INSTRUCTIONS TO FOLLOW ::
State only the number of lines that include "item".

INPUT FOR THIS TASK ::

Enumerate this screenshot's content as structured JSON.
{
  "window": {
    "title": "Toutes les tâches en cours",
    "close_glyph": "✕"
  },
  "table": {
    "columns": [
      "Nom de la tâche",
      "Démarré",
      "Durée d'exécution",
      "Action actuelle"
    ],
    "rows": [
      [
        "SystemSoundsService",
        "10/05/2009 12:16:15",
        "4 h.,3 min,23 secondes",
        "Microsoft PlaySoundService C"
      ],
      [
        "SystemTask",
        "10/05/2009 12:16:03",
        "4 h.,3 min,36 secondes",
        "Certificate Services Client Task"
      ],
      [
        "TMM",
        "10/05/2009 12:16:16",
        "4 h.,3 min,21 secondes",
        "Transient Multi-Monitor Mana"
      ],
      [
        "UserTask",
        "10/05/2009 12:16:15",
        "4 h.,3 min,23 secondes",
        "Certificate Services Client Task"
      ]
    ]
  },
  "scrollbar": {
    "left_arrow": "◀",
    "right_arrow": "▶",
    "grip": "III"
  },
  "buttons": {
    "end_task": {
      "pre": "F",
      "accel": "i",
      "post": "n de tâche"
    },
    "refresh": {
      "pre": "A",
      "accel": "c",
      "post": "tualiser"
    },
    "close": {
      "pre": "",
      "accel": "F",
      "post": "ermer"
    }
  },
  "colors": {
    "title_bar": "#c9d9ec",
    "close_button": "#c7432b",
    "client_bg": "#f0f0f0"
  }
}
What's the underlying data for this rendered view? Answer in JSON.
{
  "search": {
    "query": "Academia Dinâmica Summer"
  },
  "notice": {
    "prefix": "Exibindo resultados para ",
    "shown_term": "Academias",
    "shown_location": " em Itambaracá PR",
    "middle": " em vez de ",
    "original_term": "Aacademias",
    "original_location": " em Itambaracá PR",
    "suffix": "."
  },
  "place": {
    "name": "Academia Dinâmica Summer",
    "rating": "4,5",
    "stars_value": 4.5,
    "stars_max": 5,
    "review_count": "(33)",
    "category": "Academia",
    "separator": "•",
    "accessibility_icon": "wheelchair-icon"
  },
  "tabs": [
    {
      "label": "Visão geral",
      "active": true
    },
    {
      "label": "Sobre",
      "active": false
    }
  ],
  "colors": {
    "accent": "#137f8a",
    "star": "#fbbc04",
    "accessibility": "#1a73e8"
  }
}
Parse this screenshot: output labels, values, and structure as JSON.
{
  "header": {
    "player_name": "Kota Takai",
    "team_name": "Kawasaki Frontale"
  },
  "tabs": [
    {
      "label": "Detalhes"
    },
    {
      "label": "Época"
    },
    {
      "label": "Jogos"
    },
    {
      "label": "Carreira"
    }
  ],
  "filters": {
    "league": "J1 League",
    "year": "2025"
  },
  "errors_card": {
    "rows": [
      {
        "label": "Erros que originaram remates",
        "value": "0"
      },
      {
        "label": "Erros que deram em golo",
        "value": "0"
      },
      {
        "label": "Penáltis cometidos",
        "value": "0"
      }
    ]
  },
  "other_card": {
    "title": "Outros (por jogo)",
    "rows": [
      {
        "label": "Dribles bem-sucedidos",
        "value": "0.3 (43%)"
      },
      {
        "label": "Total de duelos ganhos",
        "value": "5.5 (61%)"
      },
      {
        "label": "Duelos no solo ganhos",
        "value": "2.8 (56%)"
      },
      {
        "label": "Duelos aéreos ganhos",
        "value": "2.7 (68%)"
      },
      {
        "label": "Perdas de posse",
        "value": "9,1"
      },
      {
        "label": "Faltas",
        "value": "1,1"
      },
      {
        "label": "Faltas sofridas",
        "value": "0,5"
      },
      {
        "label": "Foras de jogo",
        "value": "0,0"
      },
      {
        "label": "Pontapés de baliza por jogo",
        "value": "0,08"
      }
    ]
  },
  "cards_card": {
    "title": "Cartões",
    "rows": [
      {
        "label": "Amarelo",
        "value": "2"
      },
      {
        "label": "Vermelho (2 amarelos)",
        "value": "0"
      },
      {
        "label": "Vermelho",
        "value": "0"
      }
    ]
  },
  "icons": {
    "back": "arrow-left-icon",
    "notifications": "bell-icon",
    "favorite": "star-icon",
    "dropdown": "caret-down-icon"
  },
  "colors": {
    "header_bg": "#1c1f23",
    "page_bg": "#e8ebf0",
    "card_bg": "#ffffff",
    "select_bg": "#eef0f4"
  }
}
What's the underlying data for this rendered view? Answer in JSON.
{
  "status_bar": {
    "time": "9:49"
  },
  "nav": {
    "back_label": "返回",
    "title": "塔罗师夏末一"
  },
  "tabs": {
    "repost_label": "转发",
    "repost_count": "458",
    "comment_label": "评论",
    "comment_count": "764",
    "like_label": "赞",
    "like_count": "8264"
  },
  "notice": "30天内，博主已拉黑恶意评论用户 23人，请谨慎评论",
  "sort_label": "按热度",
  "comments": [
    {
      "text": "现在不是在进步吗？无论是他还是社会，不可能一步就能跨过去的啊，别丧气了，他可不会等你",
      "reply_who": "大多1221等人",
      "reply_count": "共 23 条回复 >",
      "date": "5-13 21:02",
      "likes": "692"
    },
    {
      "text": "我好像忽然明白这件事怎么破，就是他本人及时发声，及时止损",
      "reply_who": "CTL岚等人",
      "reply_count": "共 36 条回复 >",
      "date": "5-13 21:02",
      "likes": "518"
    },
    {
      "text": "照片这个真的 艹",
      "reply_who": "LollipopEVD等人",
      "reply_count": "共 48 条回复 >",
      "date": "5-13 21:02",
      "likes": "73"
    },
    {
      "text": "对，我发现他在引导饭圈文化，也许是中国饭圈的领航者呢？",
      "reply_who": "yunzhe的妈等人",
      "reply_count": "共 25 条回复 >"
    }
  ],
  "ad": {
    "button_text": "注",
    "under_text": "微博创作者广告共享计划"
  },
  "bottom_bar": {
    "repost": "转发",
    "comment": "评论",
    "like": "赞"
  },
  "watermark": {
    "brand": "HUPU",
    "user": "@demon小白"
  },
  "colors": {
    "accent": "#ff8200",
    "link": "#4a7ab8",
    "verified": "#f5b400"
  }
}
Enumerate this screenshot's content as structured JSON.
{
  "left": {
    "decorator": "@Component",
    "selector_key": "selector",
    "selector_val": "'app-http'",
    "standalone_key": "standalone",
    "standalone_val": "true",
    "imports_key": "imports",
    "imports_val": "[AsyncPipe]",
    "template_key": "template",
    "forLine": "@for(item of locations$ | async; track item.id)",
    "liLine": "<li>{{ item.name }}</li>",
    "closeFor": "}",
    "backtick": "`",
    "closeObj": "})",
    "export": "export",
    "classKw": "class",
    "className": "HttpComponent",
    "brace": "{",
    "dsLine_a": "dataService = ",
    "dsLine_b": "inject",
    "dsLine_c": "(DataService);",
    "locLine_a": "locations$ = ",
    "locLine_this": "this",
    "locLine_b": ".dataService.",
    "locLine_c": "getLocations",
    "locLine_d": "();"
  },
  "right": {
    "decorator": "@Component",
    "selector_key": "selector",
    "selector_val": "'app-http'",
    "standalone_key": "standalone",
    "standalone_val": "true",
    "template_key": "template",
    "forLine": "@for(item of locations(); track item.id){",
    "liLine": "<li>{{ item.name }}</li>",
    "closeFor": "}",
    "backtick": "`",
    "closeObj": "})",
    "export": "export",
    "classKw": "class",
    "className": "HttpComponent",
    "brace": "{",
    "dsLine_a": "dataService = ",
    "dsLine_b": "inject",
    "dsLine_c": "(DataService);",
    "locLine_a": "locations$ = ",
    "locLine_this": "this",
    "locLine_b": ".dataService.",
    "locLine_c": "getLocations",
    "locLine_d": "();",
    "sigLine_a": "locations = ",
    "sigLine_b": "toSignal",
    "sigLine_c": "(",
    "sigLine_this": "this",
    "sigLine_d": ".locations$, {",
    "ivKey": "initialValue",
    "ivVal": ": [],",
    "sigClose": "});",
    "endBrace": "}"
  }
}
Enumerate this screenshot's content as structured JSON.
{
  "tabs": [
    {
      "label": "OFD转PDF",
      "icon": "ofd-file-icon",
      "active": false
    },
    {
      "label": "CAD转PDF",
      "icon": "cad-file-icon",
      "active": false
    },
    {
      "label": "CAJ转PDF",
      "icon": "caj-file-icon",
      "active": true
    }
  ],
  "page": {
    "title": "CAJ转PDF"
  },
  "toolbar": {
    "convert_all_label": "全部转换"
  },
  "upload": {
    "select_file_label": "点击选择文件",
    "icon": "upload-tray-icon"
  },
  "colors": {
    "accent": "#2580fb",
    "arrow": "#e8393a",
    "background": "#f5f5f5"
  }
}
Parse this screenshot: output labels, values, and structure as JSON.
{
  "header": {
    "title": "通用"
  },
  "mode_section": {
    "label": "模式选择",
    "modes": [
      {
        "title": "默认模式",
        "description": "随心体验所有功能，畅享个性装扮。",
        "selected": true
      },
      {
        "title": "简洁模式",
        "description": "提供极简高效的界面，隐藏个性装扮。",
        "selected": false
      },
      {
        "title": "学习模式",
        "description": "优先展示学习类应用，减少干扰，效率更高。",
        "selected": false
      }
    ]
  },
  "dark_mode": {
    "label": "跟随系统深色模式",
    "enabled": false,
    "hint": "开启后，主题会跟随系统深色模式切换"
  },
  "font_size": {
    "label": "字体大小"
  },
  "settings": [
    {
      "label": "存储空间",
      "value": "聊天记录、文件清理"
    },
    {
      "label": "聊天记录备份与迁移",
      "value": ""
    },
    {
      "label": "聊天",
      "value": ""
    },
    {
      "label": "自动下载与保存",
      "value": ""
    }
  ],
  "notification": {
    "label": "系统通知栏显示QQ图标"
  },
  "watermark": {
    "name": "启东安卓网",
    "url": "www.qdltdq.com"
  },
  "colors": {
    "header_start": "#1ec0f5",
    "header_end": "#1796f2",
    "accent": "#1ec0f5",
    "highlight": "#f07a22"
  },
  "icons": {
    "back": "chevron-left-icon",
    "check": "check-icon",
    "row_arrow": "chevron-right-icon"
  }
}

CORRECT RESULT ::
4